Data excerpts »
————

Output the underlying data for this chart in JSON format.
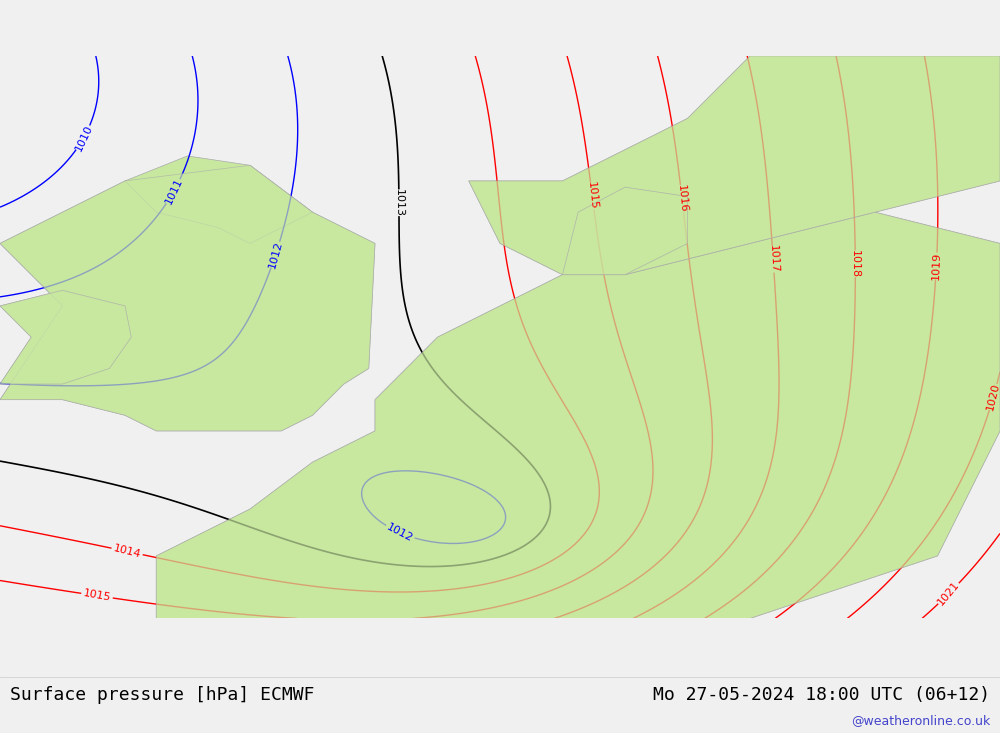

————

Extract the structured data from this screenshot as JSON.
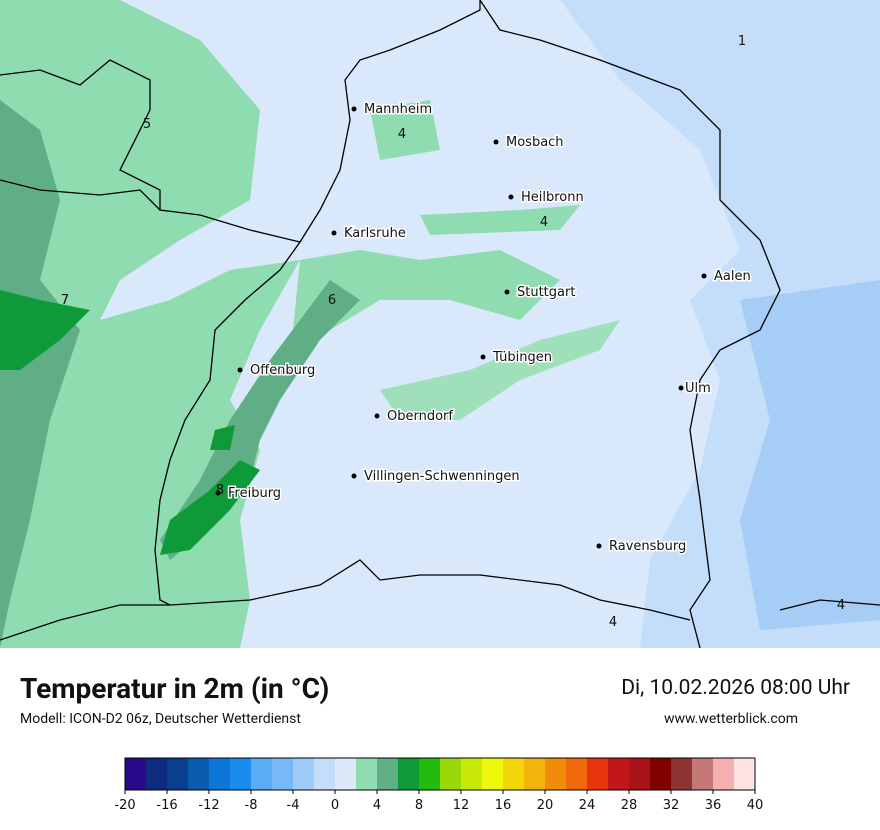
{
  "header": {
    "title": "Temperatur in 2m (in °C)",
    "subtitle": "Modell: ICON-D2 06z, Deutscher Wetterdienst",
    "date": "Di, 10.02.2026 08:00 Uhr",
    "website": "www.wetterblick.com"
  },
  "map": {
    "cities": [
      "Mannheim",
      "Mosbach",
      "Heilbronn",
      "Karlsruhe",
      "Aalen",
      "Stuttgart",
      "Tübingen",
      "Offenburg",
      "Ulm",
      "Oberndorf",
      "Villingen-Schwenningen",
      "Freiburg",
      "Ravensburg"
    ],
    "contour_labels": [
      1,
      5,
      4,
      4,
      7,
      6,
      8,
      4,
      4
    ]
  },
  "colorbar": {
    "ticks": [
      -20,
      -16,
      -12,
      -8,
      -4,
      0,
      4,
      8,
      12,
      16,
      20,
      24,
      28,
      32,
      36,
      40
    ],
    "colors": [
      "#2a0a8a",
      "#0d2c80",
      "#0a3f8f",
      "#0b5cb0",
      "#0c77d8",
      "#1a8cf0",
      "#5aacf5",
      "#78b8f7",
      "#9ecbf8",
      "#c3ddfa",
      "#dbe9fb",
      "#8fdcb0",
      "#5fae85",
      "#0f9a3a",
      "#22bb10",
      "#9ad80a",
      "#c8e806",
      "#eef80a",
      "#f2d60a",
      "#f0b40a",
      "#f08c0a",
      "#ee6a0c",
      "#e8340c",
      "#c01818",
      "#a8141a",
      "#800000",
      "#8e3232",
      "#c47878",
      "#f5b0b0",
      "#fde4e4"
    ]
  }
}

————

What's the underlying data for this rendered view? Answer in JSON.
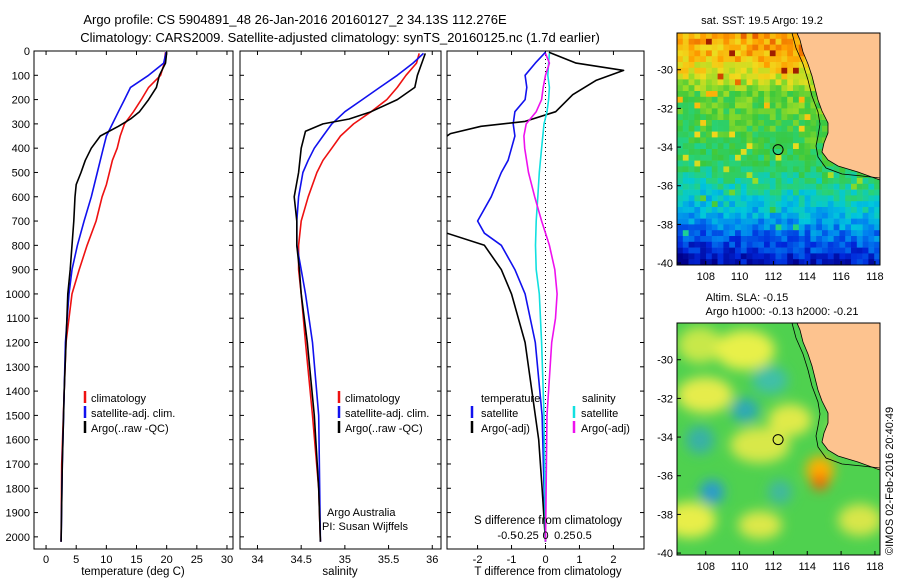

————

What is needed » The answer is one number: how many lines of the material above contain "underlying".

The reply » 2